_Instrução_
Continue o texto abaixo sobre o compositor maranhense Bogéa a partir da última frase apresentada.

_Trecho selecionado_
Seu conterrâneo Zeca Baleiro foi quem deixou os últimos dias de vida de
Bogéa um pouco mais ensolarados. Mas ele rejeita rótulos do tipo
'embaixador' daquele Estado. 'Eu sempre refutei esse cargo, sempre fui muito
avesso a tudo que soasse oficial demais, chapa branca. Por eu ser do
Maranhão e meu trabalho ter hoje uma certa visibilidade, certos projetos vêm
até mim. E quando acredito que eles são bacanas e louváveis, eu assino
embaixo', diz. Zeca não só assinou embaixo, como produziu à própria custa o
primeiro álbum do compositor que permaneceu escondido entre os azulejos de
São Luís durante os 78 anos que viveu. A gravadora de Zeca, Saravá Discos, é
a responsável por esse belo trabalho iniciado em 2002 com a ajuda de outro
maranhense, muito amigo de Bogéa, o músico Chico Saldanha.
Baleiro conheceu pessoalmente Bogéa por intermédio de Antonio Vieira, outro
prolífico compositor da ilha, hoje com 87 anos, que também foi presenteado
com um álbum autoral em 2001, O Samba É Bom, que agora é relançado também
pela Saravá Discos. Vieira e Bogéa, amigos de longa data, alcançaram
relativo destaque na região com o livro Pregões de São Luís, dos anos 80,
onde se inspiraram em cantos de vendedores ambulantes, como O Carvoeiro, O
Amolador, O Sorveteiro, O Verdureiro, A Doceira. Diz um deles: 'Pamonha,
pamonha, pamonha.../Tá quentinha!/A pamonha só é boa/quando é feita por
dindinha.' Foi transformado em LP em 1988 e, 10 anos depois, acabou sendo
relançado em CD sob o título Pregoeiros.
Vieira sempre procurou exibir suas canções em shows da capital maranhense e
em cidades do interior. Até hoje, firme e forte, não hesita em aceitar
convites para apresentações pelo País. Diferentemente de Bogéa: ainda que
tivesse uma produção muito fértil (e fosse muito mais 'da balada' do que
Vieira, segundo Baleiro), passou muito tempo de sua vida se dedicando ao
jornalismo, exercendo as funções de rádio-escuta, repórter, redator e
diretor artístico, dos anos 60 até fim dos 70, na Rádio Timbira e no Jornal
Pequeno. Escreveu também alguns livros, todos relacionados à cultura
popular.
Enquanto isso, suas músicas encantavam o cantor paraense Ari Lobo e os
grupos Cobras do Norte e Nonato e Seu Conjunto, que fizeram reverberar, ao
menos regionalmente, seu talento musical. Compôs com João do Vale 350 anos
de São Luís, interpretada no novo álbum pela também conterrânea Alcione, que
fez questão de participar da compilação. 'O pai de Alcione, maestro João
Carlos Nazaré, era muito amigo de Bogéa, assim como minha mãe, que estudou
com ele', conta Baleiro.

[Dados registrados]
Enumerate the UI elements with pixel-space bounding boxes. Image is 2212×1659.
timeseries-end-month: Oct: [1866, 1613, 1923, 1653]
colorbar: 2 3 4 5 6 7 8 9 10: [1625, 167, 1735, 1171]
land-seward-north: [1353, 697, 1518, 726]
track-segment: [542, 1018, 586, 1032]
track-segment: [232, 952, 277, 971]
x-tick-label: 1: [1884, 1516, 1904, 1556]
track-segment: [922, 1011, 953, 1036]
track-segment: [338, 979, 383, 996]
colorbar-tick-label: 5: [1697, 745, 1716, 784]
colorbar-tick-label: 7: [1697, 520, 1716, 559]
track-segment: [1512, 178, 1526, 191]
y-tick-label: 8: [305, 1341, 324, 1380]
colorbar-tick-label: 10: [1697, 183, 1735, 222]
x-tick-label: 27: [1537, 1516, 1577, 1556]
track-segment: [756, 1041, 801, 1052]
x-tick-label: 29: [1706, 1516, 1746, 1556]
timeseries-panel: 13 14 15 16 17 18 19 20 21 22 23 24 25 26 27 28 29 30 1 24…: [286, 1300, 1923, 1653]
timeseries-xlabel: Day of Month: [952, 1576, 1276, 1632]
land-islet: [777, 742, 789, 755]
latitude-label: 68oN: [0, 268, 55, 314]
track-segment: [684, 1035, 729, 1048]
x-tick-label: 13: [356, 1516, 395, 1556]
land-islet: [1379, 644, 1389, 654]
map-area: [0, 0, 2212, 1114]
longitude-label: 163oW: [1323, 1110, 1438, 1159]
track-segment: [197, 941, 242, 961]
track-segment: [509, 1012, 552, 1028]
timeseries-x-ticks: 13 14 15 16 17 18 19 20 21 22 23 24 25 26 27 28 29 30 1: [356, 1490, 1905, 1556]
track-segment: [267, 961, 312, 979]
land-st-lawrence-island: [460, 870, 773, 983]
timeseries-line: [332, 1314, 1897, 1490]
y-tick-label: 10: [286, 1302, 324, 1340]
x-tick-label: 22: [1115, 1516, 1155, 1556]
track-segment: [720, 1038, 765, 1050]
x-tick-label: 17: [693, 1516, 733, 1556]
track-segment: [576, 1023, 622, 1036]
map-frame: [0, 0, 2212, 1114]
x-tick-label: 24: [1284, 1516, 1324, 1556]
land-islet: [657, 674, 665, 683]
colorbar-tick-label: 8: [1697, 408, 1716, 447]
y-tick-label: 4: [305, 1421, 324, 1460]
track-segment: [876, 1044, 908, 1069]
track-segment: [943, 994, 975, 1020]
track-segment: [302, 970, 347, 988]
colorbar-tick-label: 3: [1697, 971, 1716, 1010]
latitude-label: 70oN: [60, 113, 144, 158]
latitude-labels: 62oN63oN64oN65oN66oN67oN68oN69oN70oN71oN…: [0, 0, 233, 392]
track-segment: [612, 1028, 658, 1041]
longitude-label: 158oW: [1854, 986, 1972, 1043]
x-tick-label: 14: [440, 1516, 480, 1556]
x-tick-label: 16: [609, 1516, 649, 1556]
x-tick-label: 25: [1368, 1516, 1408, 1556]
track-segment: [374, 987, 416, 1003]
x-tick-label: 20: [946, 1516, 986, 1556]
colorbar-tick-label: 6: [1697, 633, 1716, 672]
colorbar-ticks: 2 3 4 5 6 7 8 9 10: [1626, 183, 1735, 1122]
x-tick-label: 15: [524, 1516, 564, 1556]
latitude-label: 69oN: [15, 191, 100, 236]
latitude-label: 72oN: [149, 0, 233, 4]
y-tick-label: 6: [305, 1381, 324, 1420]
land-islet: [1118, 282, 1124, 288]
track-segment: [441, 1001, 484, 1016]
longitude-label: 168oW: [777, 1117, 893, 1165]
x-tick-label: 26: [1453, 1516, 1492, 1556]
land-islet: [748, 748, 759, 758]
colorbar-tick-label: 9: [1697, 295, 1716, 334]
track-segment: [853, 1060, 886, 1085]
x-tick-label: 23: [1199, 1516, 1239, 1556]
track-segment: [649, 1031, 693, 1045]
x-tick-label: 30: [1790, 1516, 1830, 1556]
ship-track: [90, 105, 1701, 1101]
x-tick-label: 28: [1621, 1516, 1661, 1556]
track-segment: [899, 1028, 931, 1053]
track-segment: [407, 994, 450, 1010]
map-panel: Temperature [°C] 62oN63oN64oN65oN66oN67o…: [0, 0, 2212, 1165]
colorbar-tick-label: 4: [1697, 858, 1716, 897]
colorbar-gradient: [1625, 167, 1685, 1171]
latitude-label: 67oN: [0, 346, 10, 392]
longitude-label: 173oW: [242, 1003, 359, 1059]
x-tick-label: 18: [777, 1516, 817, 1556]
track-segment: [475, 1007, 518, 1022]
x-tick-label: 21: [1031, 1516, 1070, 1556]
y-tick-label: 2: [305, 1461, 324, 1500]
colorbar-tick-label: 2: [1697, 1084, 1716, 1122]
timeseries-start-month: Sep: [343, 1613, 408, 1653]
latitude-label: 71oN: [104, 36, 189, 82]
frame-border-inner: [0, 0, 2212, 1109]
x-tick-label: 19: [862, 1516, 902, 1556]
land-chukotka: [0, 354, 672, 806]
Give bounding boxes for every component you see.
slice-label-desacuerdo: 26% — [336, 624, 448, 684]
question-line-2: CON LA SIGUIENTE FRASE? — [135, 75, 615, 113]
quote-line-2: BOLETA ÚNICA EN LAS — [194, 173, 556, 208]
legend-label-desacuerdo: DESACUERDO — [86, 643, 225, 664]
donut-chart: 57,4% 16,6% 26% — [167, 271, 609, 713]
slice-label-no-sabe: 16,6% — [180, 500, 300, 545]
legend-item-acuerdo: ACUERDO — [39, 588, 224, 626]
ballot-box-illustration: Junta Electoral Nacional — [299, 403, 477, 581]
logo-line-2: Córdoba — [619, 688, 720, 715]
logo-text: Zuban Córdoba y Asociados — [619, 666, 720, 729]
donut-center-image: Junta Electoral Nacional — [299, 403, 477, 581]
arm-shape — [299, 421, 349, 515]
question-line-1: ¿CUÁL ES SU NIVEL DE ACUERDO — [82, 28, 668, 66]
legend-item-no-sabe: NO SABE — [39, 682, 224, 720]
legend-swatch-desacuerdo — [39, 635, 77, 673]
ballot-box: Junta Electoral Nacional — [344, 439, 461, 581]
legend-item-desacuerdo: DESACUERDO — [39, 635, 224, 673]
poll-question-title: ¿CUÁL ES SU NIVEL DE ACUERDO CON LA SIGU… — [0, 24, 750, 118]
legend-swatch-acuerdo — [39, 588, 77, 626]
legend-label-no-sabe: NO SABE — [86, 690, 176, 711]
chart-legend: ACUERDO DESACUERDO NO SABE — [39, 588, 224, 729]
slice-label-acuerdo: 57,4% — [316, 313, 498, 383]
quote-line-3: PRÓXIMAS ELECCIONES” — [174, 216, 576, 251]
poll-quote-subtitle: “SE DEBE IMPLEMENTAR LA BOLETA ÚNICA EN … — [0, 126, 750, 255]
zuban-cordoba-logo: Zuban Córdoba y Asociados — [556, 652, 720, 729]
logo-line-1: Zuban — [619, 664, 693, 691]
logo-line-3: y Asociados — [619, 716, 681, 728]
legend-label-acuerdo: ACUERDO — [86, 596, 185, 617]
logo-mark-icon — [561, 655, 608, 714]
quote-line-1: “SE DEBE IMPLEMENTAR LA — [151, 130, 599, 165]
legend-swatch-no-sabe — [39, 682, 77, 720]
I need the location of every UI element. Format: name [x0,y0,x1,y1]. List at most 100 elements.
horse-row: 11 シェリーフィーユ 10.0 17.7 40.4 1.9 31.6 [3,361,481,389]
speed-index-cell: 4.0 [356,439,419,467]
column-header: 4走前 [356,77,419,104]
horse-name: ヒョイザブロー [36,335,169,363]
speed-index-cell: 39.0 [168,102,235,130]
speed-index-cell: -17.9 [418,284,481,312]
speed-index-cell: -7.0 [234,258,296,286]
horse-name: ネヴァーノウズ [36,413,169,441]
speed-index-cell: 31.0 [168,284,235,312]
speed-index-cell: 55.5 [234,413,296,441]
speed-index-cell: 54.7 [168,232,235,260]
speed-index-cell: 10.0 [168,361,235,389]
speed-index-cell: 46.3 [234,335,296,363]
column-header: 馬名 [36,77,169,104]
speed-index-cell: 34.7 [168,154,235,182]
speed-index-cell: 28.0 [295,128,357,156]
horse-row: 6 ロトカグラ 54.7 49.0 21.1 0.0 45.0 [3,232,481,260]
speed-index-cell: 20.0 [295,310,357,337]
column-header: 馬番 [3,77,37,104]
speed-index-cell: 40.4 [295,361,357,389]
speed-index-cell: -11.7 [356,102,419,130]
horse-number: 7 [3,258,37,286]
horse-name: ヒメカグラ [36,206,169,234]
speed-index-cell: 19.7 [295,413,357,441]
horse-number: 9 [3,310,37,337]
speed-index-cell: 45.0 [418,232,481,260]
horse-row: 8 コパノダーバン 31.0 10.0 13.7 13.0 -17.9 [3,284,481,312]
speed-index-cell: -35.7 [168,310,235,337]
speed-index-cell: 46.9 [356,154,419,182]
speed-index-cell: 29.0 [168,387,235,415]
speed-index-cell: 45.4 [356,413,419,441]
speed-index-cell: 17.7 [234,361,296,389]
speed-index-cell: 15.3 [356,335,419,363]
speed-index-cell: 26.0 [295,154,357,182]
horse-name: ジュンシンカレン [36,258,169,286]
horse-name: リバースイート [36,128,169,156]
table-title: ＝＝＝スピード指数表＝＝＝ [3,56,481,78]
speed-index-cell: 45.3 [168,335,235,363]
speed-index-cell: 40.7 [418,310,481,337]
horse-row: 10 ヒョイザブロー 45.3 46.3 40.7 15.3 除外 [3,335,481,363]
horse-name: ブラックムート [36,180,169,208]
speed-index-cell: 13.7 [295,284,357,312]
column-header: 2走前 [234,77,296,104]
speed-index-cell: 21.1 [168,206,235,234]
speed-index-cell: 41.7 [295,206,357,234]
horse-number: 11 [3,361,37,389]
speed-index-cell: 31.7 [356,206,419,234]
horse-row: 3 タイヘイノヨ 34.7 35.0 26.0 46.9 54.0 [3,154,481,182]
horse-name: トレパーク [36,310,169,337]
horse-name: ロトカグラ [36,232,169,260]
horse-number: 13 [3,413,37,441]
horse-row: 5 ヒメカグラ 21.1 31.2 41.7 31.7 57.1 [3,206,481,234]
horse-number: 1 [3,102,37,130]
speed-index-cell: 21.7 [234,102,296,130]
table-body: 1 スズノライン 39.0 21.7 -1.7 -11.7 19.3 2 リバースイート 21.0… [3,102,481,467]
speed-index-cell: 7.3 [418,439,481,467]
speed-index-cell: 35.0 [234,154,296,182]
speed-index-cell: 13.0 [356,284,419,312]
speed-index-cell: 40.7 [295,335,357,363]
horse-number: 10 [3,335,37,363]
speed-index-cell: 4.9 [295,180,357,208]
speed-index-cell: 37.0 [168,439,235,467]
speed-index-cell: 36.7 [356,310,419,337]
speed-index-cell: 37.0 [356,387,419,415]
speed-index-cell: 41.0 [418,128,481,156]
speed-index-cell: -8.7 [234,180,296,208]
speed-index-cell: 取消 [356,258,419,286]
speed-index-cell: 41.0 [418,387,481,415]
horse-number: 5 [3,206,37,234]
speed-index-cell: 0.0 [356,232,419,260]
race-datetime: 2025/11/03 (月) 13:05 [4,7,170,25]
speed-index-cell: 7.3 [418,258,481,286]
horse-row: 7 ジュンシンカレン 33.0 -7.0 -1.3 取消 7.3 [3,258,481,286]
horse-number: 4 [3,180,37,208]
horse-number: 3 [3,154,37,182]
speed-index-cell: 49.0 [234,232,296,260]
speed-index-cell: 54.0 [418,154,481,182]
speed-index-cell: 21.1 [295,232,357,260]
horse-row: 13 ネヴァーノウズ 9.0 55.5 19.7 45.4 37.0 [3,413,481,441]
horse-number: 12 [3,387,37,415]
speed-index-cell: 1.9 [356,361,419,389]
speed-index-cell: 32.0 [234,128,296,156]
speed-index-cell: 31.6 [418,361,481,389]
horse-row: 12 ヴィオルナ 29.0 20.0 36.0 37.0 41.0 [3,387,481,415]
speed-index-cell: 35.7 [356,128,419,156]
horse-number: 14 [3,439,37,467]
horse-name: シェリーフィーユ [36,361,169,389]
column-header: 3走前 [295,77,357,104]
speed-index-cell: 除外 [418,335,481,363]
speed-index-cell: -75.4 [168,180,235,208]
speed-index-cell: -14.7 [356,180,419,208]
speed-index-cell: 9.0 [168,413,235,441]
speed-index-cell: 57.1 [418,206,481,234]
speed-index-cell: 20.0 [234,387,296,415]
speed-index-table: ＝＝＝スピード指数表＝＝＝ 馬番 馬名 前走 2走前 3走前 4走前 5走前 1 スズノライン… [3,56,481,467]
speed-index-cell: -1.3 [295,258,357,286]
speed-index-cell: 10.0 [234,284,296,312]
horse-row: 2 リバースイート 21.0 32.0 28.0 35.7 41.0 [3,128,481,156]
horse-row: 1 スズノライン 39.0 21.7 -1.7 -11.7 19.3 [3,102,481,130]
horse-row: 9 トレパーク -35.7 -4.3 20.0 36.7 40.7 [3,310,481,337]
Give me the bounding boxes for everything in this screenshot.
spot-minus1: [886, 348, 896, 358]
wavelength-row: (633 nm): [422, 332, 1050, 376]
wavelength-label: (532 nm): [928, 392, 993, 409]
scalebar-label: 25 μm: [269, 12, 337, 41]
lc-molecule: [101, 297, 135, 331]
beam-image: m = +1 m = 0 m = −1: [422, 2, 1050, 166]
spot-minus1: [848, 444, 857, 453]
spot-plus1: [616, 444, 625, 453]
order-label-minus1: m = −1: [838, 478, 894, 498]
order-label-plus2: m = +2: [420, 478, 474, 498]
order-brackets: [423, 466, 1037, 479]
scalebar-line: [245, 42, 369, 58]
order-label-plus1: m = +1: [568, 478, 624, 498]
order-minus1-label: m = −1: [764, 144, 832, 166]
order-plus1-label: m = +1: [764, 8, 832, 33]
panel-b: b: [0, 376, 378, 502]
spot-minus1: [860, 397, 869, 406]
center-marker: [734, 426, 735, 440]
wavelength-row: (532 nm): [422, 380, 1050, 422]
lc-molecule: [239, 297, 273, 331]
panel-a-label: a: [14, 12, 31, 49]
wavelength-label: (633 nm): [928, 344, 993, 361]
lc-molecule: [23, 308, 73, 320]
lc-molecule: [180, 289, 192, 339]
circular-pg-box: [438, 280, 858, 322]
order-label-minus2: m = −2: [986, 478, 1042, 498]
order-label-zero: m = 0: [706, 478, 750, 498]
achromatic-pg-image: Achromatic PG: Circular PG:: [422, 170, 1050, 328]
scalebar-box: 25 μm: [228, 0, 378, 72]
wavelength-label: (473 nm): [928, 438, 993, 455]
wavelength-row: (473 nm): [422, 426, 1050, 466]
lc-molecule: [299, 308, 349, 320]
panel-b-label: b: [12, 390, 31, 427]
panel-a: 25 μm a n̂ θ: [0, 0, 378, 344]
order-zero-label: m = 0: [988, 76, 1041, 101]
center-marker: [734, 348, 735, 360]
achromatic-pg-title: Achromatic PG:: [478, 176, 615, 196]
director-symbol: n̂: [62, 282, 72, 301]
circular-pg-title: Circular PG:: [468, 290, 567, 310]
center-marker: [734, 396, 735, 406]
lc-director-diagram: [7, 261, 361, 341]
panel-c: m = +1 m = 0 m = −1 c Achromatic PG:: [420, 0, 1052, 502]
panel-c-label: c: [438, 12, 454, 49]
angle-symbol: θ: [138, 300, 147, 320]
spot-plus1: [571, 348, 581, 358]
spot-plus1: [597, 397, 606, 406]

_Resposta do exercício_
Além de Alcione, participam do álbum os maranhenses Rita Ribeiro, Criolina
(leia abaixo), Chico Saldanha, Josias Sobrinho, César Teixeira, Tião
Carvalho e Baleiro, obviamente. Beth Carvalho, Germano Mathias e Genival
Lacerda completam a lista de intérpretes do altíssimo escalão aprovado
previamente por Bogéa, que só conseguiu dar voz a quatro de suas composições
- Balaiei, Sim, Balançou no Congá, Siricora e Sapoti. 'Eu ia sugerindo os
nomes e ele, ressabiado, com ares de quem já foi muito enganado na vida,
dizia 'será?'', relembra Baleiro. Pouco meses depois de ter iniciado as
gravações em 2003, morreu em decorrência de um câncer.
A divisão das músicas para cada intérprete também não foi ao acaso. Para
Germano Mathias, o samba sincopado Eu Sou do Apartamento Aqui de Baixo. 'Ele
adorou, disse que já tá inclusive cantando nos shows dele.' A Beth Carvalho
foram enviadas duas opções - mas ela acabou preferindo o partido-alto
Sambista de Fato. Já Rita Ribeiro ficou com o carimbó A Gente e o Mar,
enquanto Genival Lacerda forrozeou em Encruzado. 'Cada um pegou a sua
'praia'', diverte-se Baleiro.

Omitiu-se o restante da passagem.